Work instruction 1 :: State whether each statement agrees with the passage on peak selection from tandem mass spectra: (a) simple models treat the existence of derivative peaks and primary peak intensity as independent, (b) a valid primary peak is widely accepted to have low intensity, (c) complementary peaks count as derivative peaks. Answer yes or no for each and quote the deciding words.
Work instruction 2 :: Write the next part of the passage on peak selection from tandem mass spectra, picking up after its final sentence.

Passage for review ::

ProbPS: A new model for peak selection based on quantifying the dependence of the existence of derivative peaks on primary ion intensity
© Zhang et al; licensee BioMed Central Ltd. 2011
Received: 18 April 2011
Accepted: 17 August 2011
Published: 17 August 2011
The analysis of mass spectra suggests that the existence of derivative peaks is strongly dependent on the intensity of the primary peaks. Peak selection from tandem mass spectrum is used to filter out noise and contaminant peaks. It is widely accepted that a valid primary peak tends to have high intensity and is accompanied by derivative peaks, including isotopic peaks, neutral loss peaks, and complementary peaks. Existing models for peak selection ignore the dependence between the existence of the derivative peaks and the intensity of the primary peaks. Simple models for peak selection assume that these two attributes are independent; however, this assumption is contrary to real data and prone to error.

Extracted entries ::
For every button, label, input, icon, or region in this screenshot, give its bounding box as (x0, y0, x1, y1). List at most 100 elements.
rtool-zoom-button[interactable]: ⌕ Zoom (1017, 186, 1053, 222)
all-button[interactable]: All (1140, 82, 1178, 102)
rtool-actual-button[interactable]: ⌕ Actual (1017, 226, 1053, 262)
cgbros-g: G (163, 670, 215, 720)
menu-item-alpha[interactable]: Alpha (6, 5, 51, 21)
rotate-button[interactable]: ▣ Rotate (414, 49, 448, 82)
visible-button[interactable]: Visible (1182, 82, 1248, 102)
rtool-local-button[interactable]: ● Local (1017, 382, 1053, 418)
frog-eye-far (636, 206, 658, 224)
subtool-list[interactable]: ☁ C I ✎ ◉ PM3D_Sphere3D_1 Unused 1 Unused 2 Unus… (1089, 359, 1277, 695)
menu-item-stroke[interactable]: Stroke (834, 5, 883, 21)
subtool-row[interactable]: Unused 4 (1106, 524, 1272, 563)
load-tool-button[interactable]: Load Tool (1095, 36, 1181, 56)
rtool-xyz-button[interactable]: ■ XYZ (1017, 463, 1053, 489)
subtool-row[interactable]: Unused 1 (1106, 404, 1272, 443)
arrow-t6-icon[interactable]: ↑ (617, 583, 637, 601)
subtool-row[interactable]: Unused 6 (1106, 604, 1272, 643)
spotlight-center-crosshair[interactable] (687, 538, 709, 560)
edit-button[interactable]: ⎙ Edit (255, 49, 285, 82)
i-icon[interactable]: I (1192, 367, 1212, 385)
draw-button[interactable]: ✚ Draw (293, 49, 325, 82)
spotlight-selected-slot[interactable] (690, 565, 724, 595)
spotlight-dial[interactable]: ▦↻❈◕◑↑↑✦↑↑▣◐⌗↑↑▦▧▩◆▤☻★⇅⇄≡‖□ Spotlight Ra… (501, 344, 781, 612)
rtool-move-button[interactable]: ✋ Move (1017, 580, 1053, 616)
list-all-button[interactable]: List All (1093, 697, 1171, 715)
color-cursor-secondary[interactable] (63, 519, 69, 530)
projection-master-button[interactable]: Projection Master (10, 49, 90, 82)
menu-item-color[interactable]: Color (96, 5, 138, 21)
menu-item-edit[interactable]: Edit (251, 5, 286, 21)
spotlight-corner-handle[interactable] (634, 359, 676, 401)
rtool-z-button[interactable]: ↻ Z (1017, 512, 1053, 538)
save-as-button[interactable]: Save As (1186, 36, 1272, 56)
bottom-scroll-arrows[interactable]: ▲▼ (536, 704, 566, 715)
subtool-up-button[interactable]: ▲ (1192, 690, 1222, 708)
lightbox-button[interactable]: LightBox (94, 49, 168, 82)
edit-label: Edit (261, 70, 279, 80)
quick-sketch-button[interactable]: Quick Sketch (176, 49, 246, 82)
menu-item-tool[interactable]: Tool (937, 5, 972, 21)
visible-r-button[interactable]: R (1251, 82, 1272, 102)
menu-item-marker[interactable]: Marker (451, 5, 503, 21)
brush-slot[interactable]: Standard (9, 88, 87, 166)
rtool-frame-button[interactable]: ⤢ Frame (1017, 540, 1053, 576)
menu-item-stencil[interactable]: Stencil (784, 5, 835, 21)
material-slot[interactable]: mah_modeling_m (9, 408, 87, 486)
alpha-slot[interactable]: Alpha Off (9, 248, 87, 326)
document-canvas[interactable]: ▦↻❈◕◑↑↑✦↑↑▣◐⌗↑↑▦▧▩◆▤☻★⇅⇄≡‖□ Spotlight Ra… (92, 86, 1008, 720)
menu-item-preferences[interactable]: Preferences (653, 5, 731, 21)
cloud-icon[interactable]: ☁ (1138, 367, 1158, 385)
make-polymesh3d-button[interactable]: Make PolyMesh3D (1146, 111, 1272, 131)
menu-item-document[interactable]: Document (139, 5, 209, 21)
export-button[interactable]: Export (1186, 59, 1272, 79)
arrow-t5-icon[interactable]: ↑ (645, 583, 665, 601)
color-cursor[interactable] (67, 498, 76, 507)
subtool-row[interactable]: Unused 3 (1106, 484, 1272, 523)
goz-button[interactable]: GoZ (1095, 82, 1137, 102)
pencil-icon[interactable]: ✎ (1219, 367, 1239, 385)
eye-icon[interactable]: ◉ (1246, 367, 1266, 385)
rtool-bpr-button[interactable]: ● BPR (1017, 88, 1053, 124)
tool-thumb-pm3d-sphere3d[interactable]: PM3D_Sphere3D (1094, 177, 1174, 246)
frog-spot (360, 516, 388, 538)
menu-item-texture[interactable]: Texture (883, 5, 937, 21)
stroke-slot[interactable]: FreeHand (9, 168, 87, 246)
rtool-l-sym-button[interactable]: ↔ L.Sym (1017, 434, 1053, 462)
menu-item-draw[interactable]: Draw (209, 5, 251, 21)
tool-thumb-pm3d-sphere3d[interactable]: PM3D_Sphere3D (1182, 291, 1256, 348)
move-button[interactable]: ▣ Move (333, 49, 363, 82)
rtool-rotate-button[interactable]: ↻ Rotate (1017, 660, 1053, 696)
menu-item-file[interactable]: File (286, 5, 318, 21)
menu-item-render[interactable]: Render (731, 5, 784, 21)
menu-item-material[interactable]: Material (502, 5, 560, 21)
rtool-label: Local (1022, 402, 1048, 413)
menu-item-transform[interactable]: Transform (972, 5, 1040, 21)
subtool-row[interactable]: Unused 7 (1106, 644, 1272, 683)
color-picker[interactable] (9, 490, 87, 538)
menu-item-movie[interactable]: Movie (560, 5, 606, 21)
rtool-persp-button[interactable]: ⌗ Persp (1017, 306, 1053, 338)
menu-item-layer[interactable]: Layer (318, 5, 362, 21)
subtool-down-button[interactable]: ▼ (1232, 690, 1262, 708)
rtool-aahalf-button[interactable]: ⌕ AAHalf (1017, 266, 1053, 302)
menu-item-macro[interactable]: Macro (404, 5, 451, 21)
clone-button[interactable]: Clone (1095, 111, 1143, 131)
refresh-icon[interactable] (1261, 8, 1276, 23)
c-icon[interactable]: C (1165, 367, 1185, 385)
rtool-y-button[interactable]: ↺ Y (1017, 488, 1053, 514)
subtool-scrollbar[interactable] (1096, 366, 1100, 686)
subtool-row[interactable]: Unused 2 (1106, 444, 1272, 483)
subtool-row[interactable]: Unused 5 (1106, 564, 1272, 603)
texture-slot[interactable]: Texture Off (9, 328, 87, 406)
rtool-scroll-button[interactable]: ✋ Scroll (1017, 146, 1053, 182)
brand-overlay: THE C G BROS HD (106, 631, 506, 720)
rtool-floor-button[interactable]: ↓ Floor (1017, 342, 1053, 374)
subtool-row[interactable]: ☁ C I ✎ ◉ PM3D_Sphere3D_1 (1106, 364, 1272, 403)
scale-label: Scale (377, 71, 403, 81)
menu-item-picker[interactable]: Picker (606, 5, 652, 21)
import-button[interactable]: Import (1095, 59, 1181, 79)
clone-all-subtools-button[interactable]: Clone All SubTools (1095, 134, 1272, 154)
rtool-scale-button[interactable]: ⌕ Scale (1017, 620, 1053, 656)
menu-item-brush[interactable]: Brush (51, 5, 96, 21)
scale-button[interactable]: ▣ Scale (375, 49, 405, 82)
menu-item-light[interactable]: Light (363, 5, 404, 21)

Answer section 1 ::
(a) Yes: "Simple models for peak selection assume that these two attributes are independent"
(b) No: "a valid primary peak tends to have high intensity"
(c) Yes: "including isotopic peaks, neutral loss peaks, and complementary peaks"

Answer section 2 ::
In this paper, we present a statistical model to quantitatively measure the dependence of the derivative peak's existence on the primary peak's intensity. Here, we propose a statistical model, named ProbPS, to capture the dependence in a quantitative manner and describe a statistical model for peak selection. Our results show that the quantitative understanding can successfully guide the peak selection process. By comparing ProbPS with AuDeNS we demonstrate the advantages of our method in both filtering out noise peaks and in improving de novo identification. In addition, we present a tag identification approach based on our peak selection method. Our results, using a test data set, suggest that our tag identification method (876 correct tags in 1000 spectra) outperforms PepNovoTag (790 correct tags in 1000 spectra).
We have shown that ProbPS improves the accuracy of peak selection which further enhances the performance of de novo sequencing and tag identification. Thus, our model saves valuable computation time and improving the accuracy of the results.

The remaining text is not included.